▶ _Exercise description_: Return the rows below unchanged, from the first one through the line containing "text-line: Babička tehdy", inclusive.

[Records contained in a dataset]
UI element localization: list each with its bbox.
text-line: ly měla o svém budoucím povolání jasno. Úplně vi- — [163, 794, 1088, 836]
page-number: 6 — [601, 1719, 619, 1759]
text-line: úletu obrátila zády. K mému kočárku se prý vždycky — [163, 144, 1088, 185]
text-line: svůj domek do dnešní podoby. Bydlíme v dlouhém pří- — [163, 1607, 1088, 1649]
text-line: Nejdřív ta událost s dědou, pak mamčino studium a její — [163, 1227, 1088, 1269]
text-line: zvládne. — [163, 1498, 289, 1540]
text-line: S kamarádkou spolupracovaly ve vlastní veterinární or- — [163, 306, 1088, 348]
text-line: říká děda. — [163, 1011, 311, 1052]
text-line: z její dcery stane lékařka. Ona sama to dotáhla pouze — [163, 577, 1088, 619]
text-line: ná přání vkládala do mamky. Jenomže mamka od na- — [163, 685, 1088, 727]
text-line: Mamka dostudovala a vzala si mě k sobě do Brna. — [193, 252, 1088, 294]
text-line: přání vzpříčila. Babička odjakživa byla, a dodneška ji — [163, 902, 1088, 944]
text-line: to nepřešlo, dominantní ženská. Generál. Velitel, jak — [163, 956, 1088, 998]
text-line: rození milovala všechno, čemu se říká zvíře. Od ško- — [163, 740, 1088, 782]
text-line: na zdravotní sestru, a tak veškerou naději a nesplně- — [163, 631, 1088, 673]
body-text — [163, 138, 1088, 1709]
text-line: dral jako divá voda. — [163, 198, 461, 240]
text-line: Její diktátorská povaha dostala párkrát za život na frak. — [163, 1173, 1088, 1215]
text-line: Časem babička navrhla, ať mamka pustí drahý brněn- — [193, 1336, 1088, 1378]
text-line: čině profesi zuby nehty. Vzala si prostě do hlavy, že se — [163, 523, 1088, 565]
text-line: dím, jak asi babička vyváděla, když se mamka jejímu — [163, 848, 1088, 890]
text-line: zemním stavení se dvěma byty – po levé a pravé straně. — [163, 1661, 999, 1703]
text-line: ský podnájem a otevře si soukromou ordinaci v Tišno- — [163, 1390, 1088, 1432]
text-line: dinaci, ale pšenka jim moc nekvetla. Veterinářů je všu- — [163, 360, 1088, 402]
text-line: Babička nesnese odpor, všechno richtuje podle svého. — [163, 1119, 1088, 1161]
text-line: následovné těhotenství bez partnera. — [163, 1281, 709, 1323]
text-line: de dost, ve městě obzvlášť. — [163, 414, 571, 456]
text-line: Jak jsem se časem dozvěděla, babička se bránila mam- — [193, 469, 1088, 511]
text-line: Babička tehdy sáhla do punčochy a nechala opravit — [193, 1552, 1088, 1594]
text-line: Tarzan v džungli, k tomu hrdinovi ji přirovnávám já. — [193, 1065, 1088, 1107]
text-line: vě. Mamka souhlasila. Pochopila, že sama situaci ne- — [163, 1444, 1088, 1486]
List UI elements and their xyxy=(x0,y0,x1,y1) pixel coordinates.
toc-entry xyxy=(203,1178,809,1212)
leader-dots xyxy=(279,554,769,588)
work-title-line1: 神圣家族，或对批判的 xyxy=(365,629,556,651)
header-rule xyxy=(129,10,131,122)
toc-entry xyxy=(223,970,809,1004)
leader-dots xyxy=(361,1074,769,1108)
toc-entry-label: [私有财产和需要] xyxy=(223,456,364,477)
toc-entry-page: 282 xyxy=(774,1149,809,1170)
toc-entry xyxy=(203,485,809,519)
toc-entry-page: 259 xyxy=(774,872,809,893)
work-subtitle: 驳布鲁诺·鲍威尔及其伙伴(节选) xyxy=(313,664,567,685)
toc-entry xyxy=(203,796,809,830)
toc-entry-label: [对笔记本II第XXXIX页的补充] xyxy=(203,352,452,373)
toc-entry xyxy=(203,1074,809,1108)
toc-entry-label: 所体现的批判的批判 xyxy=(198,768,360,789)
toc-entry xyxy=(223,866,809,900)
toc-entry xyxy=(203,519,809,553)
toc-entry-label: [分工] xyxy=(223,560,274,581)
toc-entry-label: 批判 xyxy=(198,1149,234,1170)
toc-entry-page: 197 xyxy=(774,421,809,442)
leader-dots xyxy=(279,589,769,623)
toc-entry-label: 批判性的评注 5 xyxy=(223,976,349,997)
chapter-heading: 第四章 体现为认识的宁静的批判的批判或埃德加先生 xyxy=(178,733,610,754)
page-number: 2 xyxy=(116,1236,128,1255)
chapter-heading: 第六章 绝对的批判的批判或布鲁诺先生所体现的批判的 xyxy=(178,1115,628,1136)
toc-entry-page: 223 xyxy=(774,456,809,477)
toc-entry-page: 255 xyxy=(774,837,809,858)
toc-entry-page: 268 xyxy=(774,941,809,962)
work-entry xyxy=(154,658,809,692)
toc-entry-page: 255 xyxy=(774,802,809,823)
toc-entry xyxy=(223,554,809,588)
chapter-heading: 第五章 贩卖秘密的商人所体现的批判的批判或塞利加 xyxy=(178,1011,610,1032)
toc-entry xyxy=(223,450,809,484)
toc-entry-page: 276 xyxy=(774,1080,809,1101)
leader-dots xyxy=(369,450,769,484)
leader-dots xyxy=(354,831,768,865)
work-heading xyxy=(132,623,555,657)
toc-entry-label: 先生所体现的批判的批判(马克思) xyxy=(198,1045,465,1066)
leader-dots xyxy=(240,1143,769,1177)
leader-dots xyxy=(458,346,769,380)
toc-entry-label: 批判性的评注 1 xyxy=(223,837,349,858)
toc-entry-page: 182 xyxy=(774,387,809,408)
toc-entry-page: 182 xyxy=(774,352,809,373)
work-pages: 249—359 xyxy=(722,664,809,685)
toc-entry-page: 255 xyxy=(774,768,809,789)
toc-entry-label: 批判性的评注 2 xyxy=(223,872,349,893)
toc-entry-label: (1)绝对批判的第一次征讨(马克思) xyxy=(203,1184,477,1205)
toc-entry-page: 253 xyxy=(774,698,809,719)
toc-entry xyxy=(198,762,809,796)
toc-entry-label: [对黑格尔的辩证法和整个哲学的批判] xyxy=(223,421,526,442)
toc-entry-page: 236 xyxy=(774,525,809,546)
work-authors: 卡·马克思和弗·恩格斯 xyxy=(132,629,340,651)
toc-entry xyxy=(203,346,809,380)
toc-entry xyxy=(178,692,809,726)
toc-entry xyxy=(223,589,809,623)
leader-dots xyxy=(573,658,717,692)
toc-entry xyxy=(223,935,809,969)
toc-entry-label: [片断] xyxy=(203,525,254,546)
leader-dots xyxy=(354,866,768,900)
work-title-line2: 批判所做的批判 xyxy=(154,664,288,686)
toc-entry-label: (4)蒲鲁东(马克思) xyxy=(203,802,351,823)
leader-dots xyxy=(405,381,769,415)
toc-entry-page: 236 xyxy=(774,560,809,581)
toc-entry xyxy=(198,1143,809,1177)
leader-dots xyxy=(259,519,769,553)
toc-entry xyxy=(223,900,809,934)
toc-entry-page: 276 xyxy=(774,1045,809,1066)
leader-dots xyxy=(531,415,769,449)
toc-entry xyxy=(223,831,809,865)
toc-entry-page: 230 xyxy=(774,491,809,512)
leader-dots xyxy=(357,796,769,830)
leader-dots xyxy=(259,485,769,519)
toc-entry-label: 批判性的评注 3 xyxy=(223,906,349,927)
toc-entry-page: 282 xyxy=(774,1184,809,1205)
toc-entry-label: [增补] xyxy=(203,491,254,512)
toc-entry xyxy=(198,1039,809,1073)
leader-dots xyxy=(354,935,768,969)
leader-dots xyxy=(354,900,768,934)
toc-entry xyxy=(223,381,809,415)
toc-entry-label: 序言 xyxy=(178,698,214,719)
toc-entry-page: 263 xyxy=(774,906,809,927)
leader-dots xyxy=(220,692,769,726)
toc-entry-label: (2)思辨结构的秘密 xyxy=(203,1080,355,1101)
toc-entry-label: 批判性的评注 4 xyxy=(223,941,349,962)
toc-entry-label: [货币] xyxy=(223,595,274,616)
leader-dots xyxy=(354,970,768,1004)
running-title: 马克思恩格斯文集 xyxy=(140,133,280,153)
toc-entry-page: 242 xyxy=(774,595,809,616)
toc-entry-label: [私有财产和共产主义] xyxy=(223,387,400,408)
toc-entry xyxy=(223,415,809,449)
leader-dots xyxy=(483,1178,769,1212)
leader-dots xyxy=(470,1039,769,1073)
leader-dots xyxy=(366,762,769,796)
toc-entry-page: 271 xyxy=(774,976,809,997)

▶ _Finished answer_:
UI element localization: list each with its bbox.
text-line: ly měla o svém budoucím povolání jasno. Úplně vi- — [163, 794, 1088, 836]
page-number: 6 — [601, 1719, 619, 1759]
text-line: úletu obrátila zády. K mému kočárku se prý vždycky — [163, 144, 1088, 185]
text-line: svůj domek do dnešní podoby. Bydlíme v dlouhém pří- — [163, 1607, 1088, 1649]
text-line: Nejdřív ta událost s dědou, pak mamčino studium a její — [163, 1227, 1088, 1269]
text-line: zvládne. — [163, 1498, 289, 1540]
text-line: S kamarádkou spolupracovaly ve vlastní veterinární or- — [163, 306, 1088, 348]
text-line: říká děda. — [163, 1011, 311, 1052]
text-line: z její dcery stane lékařka. Ona sama to dotáhla pouze — [163, 577, 1088, 619]
text-line: ná přání vkládala do mamky. Jenomže mamka od na- — [163, 685, 1088, 727]
text-line: Mamka dostudovala a vzala si mě k sobě do Brna. — [193, 252, 1088, 294]
text-line: přání vzpříčila. Babička odjakživa byla, a dodneška ji — [163, 902, 1088, 944]
text-line: to nepřešlo, dominantní ženská. Generál. Velitel, jak — [163, 956, 1088, 998]
text-line: rození milovala všechno, čemu se říká zvíře. Od ško- — [163, 740, 1088, 782]
text-line: na zdravotní sestru, a tak veškerou naději a nesplně- — [163, 631, 1088, 673]
body-text — [163, 138, 1088, 1709]
text-line: dral jako divá voda. — [163, 198, 461, 240]
text-line: Její diktátorská povaha dostala párkrát za život na frak. — [163, 1173, 1088, 1215]
text-line: Časem babička navrhla, ať mamka pustí drahý brněn- — [193, 1336, 1088, 1378]
text-line: čině profesi zuby nehty. Vzala si prostě do hlavy, že se — [163, 523, 1088, 565]
text-line: dím, jak asi babička vyváděla, když se mamka jejímu — [163, 848, 1088, 890]
text-line: zemním stavení se dvěma byty – po levé a pravé straně. — [163, 1661, 999, 1703]
text-line: ský podnájem a otevře si soukromou ordinaci v Tišno- — [163, 1390, 1088, 1432]
text-line: dinaci, ale pšenka jim moc nekvetla. Veterinářů je všu- — [163, 360, 1088, 402]
text-line: Babička nesnese odpor, všechno richtuje podle svého. — [163, 1119, 1088, 1161]
text-line: následovné těhotenství bez partnera. — [163, 1281, 709, 1323]
text-line: de dost, ve městě obzvlášť. — [163, 414, 571, 456]
text-line: Jak jsem se časem dozvěděla, babička se bránila mam- — [193, 469, 1088, 511]
text-line: Babička tehdy sáhla do punčochy a nechala opravit — [193, 1552, 1088, 1594]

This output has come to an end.